→ Your task
Copy the rows from the start of the rows through the line containing "globe-document-icon [15, 98, 32, 116]", swapping "help-button" for "help-btn" and leaving everything else unchanged.

Region boundary data:
....

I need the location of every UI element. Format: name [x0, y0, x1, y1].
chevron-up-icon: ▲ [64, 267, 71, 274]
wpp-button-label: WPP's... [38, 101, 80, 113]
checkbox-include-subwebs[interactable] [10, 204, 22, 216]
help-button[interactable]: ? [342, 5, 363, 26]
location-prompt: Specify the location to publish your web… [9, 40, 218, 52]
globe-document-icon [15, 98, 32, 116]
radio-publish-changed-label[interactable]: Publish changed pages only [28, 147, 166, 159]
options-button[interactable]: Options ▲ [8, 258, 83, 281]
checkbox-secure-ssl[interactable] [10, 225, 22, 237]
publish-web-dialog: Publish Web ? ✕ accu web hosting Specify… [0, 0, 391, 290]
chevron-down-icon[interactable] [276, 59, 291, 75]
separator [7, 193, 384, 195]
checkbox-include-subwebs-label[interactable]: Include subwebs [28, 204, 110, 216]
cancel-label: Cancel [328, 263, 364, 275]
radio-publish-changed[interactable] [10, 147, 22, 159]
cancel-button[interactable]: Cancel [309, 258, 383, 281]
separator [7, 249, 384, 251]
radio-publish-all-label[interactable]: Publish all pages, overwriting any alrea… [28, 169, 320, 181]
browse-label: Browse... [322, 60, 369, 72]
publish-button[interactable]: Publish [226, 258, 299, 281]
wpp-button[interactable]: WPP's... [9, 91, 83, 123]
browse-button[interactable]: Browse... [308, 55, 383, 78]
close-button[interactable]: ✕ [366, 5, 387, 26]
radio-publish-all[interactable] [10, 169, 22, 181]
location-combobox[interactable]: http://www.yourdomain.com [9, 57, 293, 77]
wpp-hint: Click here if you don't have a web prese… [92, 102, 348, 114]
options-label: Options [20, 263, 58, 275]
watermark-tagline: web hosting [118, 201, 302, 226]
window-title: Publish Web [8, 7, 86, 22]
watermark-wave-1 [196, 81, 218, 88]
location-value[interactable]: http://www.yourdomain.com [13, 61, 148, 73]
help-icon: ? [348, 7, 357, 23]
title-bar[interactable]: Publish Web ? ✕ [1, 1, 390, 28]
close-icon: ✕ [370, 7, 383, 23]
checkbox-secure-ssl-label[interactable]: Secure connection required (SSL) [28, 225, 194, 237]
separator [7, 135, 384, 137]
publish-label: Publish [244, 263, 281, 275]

....

→ Written solution
I need the location of every UI element. Format: name [x0, y0, x1, y1].
chevron-up-icon: ▲ [64, 267, 71, 274]
wpp-button-label: WPP's... [38, 101, 80, 113]
checkbox-include-subwebs[interactable] [10, 204, 22, 216]
help-btn[interactable]: ? [342, 5, 363, 26]
location-prompt: Specify the location to publish your web… [9, 40, 218, 52]
globe-document-icon [15, 98, 32, 116]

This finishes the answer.